Records from a dataset
--------------------------------------------------

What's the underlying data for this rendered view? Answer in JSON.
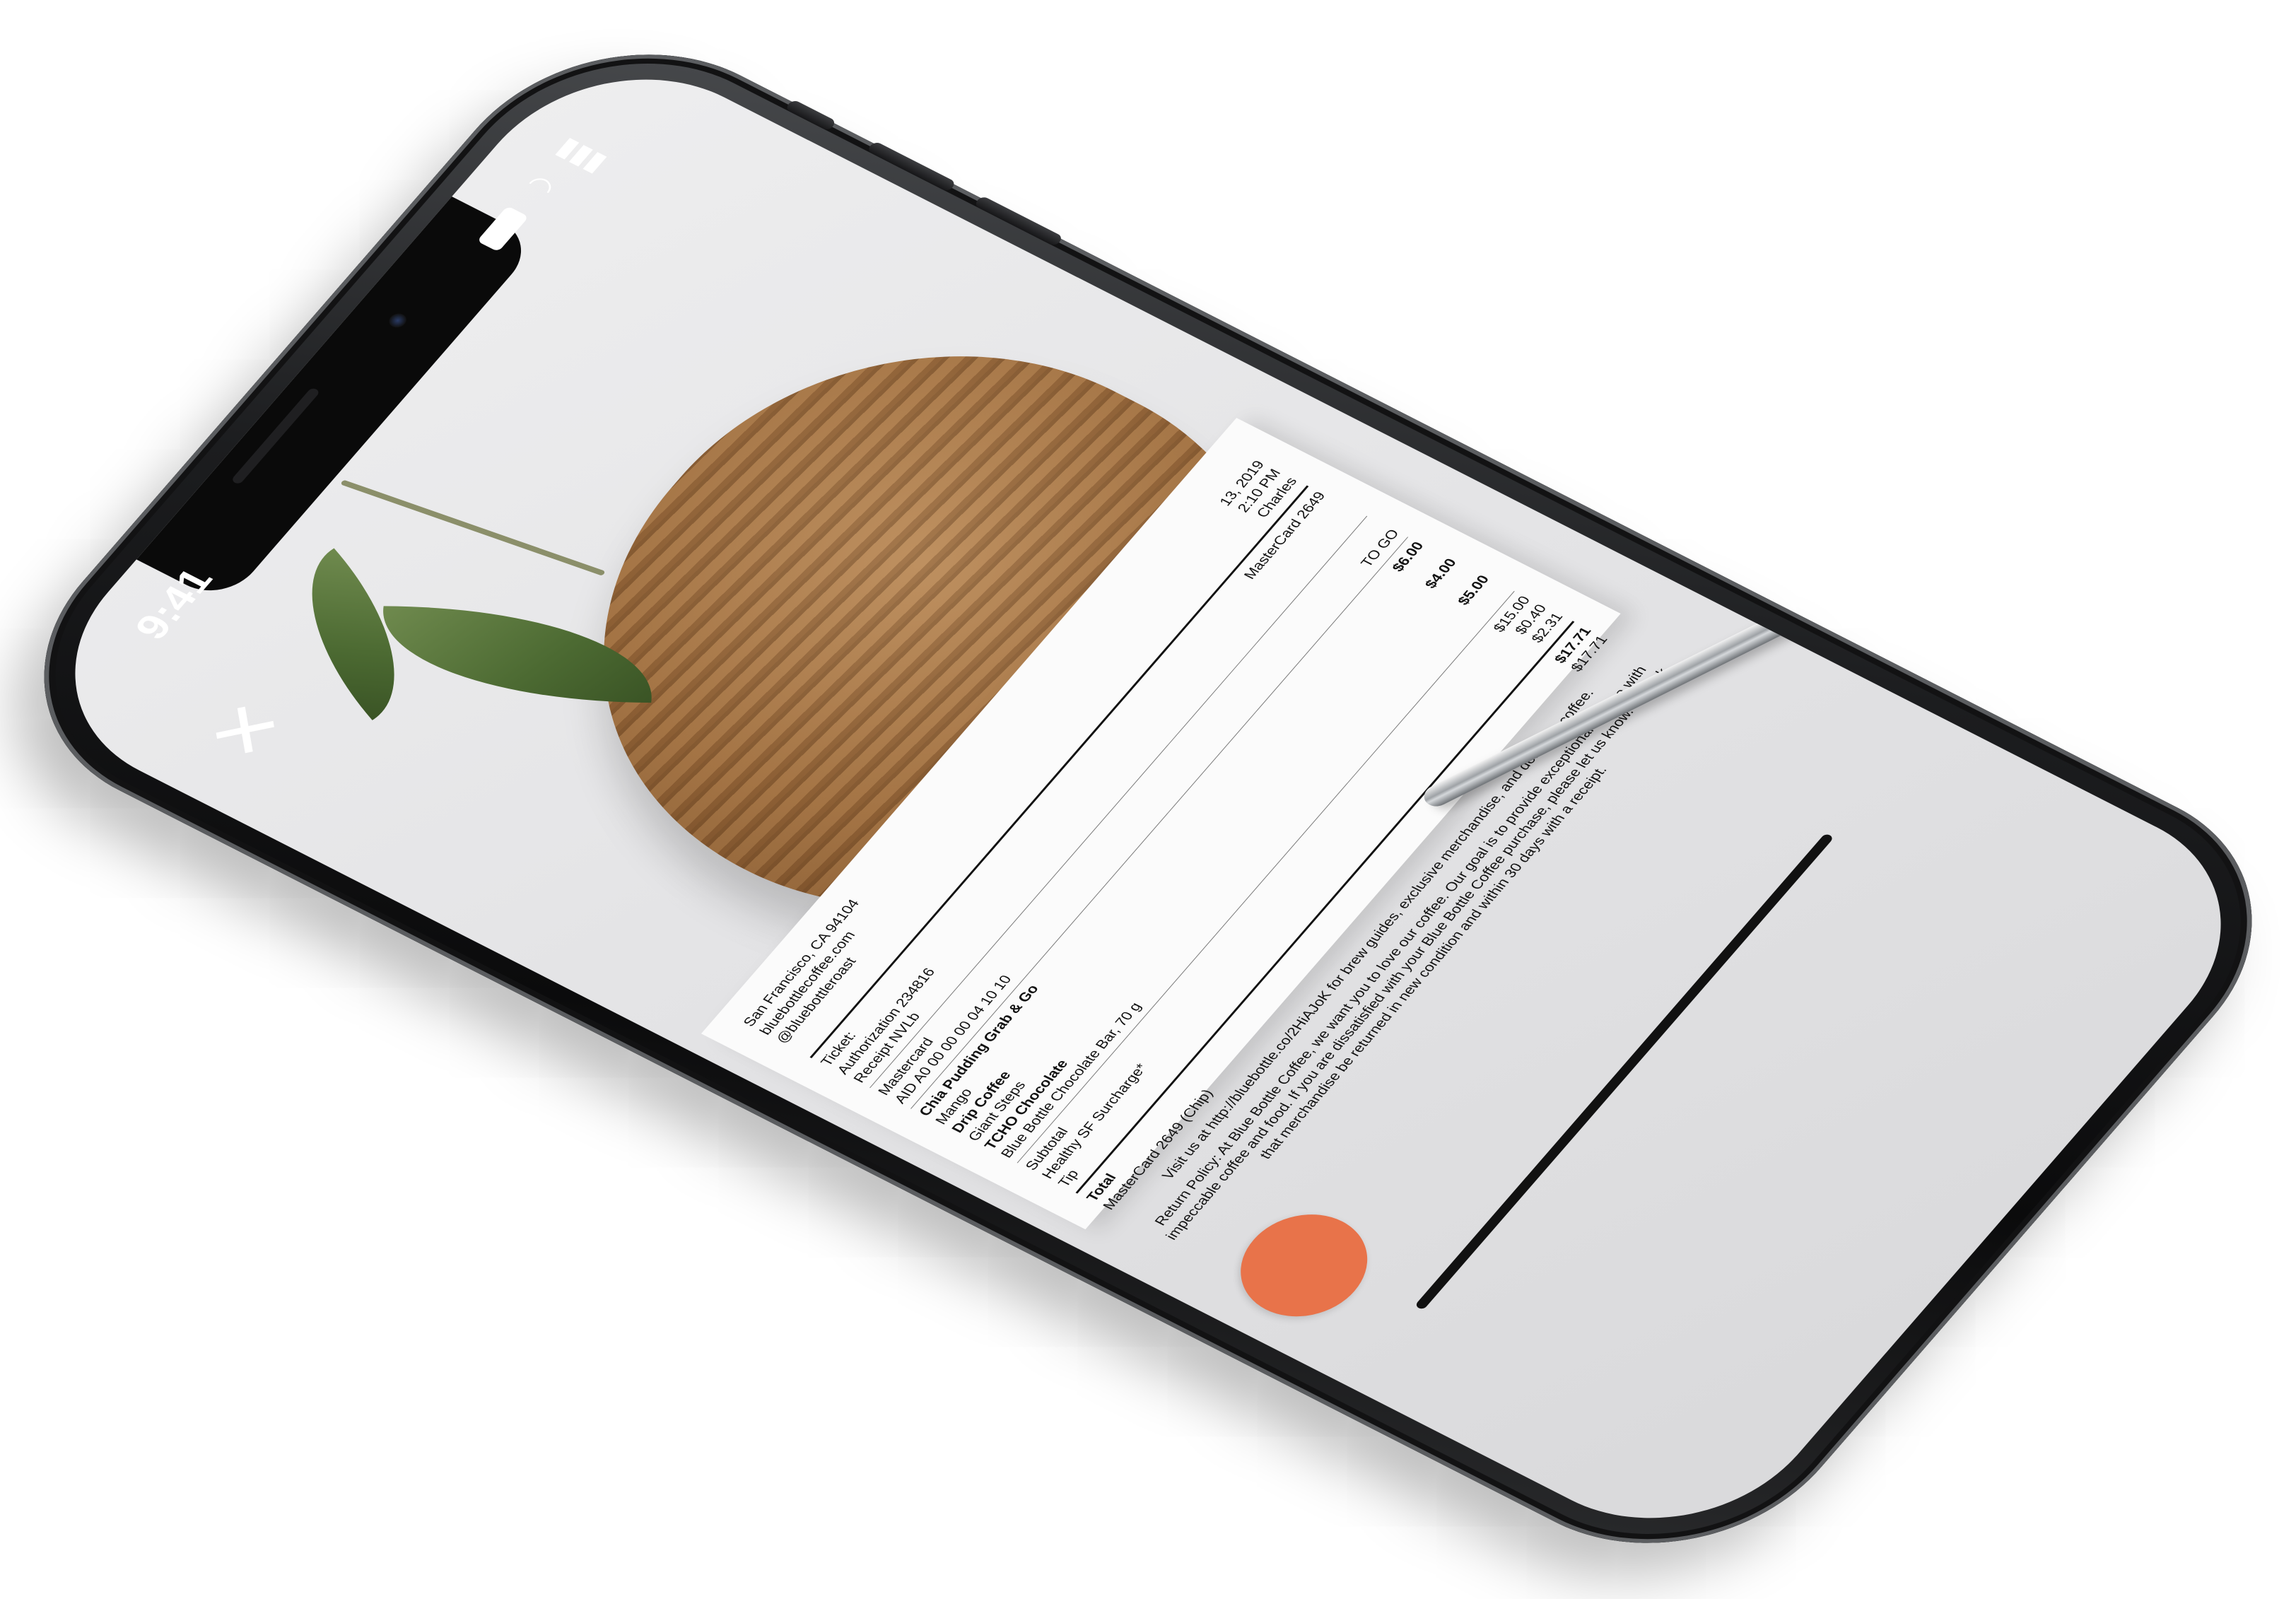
{
  "status_bar": {
    "time": "9:41",
    "icons": [
      "signal-icon",
      "wifi-icon",
      "battery-icon"
    ]
  },
  "controls": {
    "close_label": "✕",
    "capture_color": "#e8734a"
  },
  "receipt": {
    "header_lines": [
      "San Francisco, CA 94104",
      "bluebottlecoffee.com",
      "@bluebottleroast"
    ],
    "date": "13, 2019",
    "time": "2:10 PM",
    "server": "Charles",
    "ticket_label": "Ticket:",
    "authorization": "Authorization 234816",
    "receipt_id": "Receipt NVLb",
    "card_right": "MasterCard 2649",
    "card_type": "Mastercard",
    "aid": "AID A0 00 00 00 04 10 10",
    "to_go": "TO GO",
    "items": [
      {
        "name": "Chia Pudding Grab & Go",
        "price": "$6.00"
      },
      {
        "name": "Mango",
        "price": ""
      },
      {
        "name": "Drip Coffee",
        "price": "$4.00"
      },
      {
        "name": "Giant Steps",
        "price": ""
      },
      {
        "name": "TCHO Chocolate",
        "price": "$5.00"
      },
      {
        "name": "Blue Bottle Chocolate Bar, 70 g",
        "price": ""
      }
    ],
    "subtotal_label": "Subtotal",
    "subtotal": "$15.00",
    "surcharge_label": "Healthy SF Surcharge*",
    "surcharge": "$0.40",
    "tip_label": "Tip",
    "tip": "$2.31",
    "total_label": "Total",
    "total": "$17.71",
    "card_charge_label": "MasterCard 2649 (Chip)",
    "card_charge": "$17.71",
    "visit_text": "Visit us at http://bluebottle.co/2HiAJoK for brew guides, exclusive merchandise, and delicious coffee.",
    "return_text": "Return Policy: At Blue Bottle Coffee, we want you to love our coffee. Our goal is to provide exceptional service with impeccable coffee and food. If you are dissatisfied with your Blue Bottle Coffee purchase, please let us know. We ask that merchandise be returned in new condition and within 30 days with a receipt."
  }
}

--------------------------------------------------

▶ [Work to complete]: Restate each of the entries above word for word and skip every image.

▶ [Exercise output]:
What's the underlying data for this rendered view? Answer in JSON.
{
  "status_bar": {
    "time": "9:41",
    "icons": [
      "signal-icon",
      "wifi-icon",
      "battery-icon"
    ]
  },
  "controls": {
    "close_label": "✕",
    "capture_color": "#e8734a"
  },
  "receipt": {
    "header_lines": [
      "San Francisco, CA 94104",
      "bluebottlecoffee.com",
      "@bluebottleroast"
    ],
    "date": "13, 2019",
    "time": "2:10 PM",
    "server": "Charles",
    "ticket_label": "Ticket:",
    "authorization": "Authorization 234816",
    "receipt_id": "Receipt NVLb",
    "card_right": "MasterCard 2649",
    "card_type": "Mastercard",
    "aid": "AID A0 00 00 00 04 10 10",
    "to_go": "TO GO",
    "items": [
      {
        "name": "Chia Pudding Grab & Go",
        "price": "$6.00"
      },
      {
        "name": "Mango",
        "price": ""
      },
      {
        "name": "Drip Coffee",
        "price": "$4.00"
      },
      {
        "name": "Giant Steps",
        "price": ""
      },
      {
        "name": "TCHO Chocolate",
        "price": "$5.00"
      },
      {
        "name": "Blue Bottle Chocolate Bar, 70 g",
        "price": ""
      }
    ],
    "subtotal_label": "Subtotal",
    "subtotal": "$15.00",
    "surcharge_label": "Healthy SF Surcharge*",
    "surcharge": "$0.40",
    "tip_label": "Tip",
    "tip": "$2.31",
    "total_label": "Total",
    "total": "$17.71",
    "card_charge_label": "MasterCard 2649 (Chip)",
    "card_charge": "$17.71",
    "visit_text": "Visit us at http://bluebottle.co/2HiAJoK for brew guides, exclusive merchandise, and delicious coffee.",
    "return_text": "Return Policy: At Blue Bottle Coffee, we want you to love our coffee. Our goal is to provide exceptional service with impeccable coffee and food. If you are dissatisfied with your Blue Bottle Coffee purchase, please let us know. We ask that merchandise be returned in new condition and within 30 days with a receipt."
  }
}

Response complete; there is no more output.